# [Task description]
Quote the records beneath, complete and exact. Leave out images.

Entries taken from a collection
***

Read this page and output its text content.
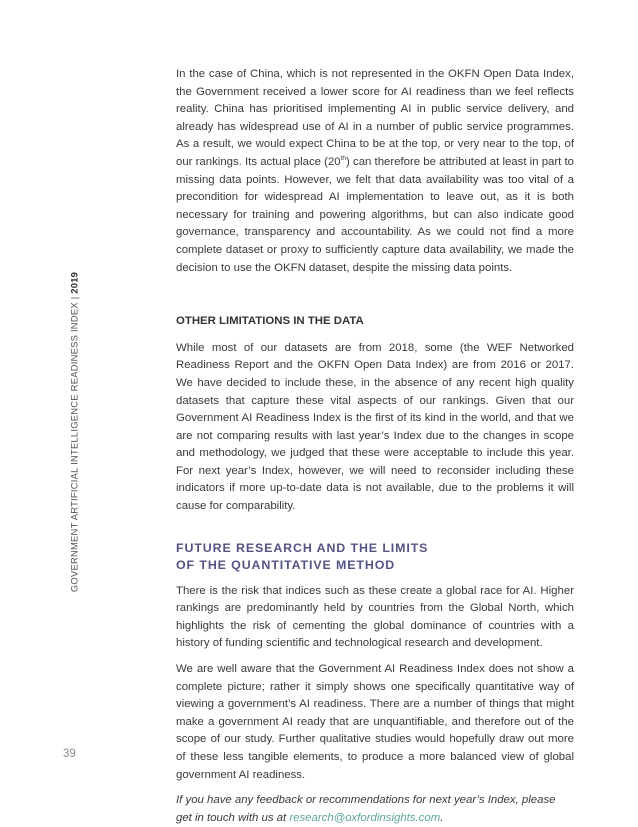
GOVERNMENT ARTIFICIAL INTELLIGENCE READINESS INDEX | 2019
39

In the case of China, which is not represented in the OKFN Open Data Index, the Government received a lower score for AI readiness than we feel reflects reality. China has prioritised implementing AI in public service delivery, and already has widespread use of AI in a number of public service programmes. As a result, we would expect China to be at the top, or very near to the top, of our rankings. Its actual place (20th) can therefore be attributed at least in part to missing data points. However, we felt that data availability was too vital of a precondition for widespread AI implementation to leave out, as it is both necessary for training and powering algorithms, but can also indicate good governance, transparency and accountability. As we could not find a more complete dataset or proxy to sufficiently capture data availability, we made the decision to use the OKFN dataset, despite the missing data points.

OTHER LIMITATIONS IN THE DATA

While most of our datasets are from 2018, some (the WEF Networked Readiness Report and the OKFN Open Data Index) are from 2016 or 2017. We have decided to include these, in the absence of any recent high quality datasets that capture these vital aspects of our rankings. Given that our Government AI Readiness Index is the first of its kind in the world, and that we are not comparing results with last year’s Index due to the changes in scope and methodology, we judged that these were acceptable to include this year. For next year’s Index, however, we will need to reconsider including these indicators if more up-to-date data is not available, due to the problems it will cause for comparability.

FUTURE RESEARCH AND THE LIMITS
OF THE QUANTITATIVE METHOD

There is the risk that indices such as these create a global race for AI. Higher rankings are predominantly held by countries from the Global North, which highlights the risk of cementing the global dominance of countries with a history of funding scientific and technological research and development.

We are well aware that the Government AI Readiness Index does not show a complete picture; rather it simply shows one specifically quantitative way of viewing a government’s AI readiness. There are a number of things that might make a government AI ready that are unquantifiable, and therefore out of the scope of our study. Further qualitative studies would hopefully draw out more of these less tangible elements, to produce a more balanced view of global government AI readiness.

If you have any feedback or recommendations for next year’s Index, please get in touch with us at research@oxfordinsights.com.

***

# [Result below]
Read this page and output its text content.
GOVERNMENT ARTIFICIAL INTELLIGENCE READINESS INDEX | 2019
39

In the case of China, which is not represented in the OKFN Open Data Index, the Government received a lower score for AI readiness than we feel reflects reality. China has prioritised implementing AI in public service delivery, and already has widespread use of AI in a number of public service programmes. As a result, we would expect China to be at the top, or very near to the top, of our rankings. Its actual place (20th) can therefore be attributed at least in part to missing data points. However, we felt that data availability was too vital of a precondition for widespread AI implementation to leave out, as it is both necessary for training and powering algorithms, but can also indicate good governance, transparency and accountability. As we could not find a more complete dataset or proxy to sufficiently capture data availability, we made the decision to use the OKFN dataset, despite the missing data points.

OTHER LIMITATIONS IN THE DATA

While most of our datasets are from 2018, some (the WEF Networked Readiness Report and the OKFN Open Data Index) are from 2016 or 2017. We have decided to include these, in the absence of any recent high quality datasets that capture these vital aspects of our rankings. Given that our Government AI Readiness Index is the first of its kind in the world, and that we are not comparing results with last year’s Index due to the changes in scope and methodology, we judged that these were acceptable to include this year. For next year’s Index, however, we will need to reconsider including these indicators if more up-to-date data is not available, due to the problems it will cause for comparability.

FUTURE RESEARCH AND THE LIMITS
OF THE QUANTITATIVE METHOD

There is the risk that indices such as these create a global race for AI. Higher rankings are predominantly held by countries from the Global North, which highlights the risk of cementing the global dominance of countries with a history of funding scientific and technological research and development.

We are well aware that the Government AI Readiness Index does not show a complete picture; rather it simply shows one specifically quantitative way of viewing a government’s AI readiness. There are a number of things that might make a government AI ready that are unquantifiable, and therefore out of the scope of our study. Further qualitative studies would hopefully draw out more of these less tangible elements, to produce a more balanced view of global government AI readiness.

If you have any feedback or recommendations for next year’s Index, please get in touch with us at research@oxfordinsights.com.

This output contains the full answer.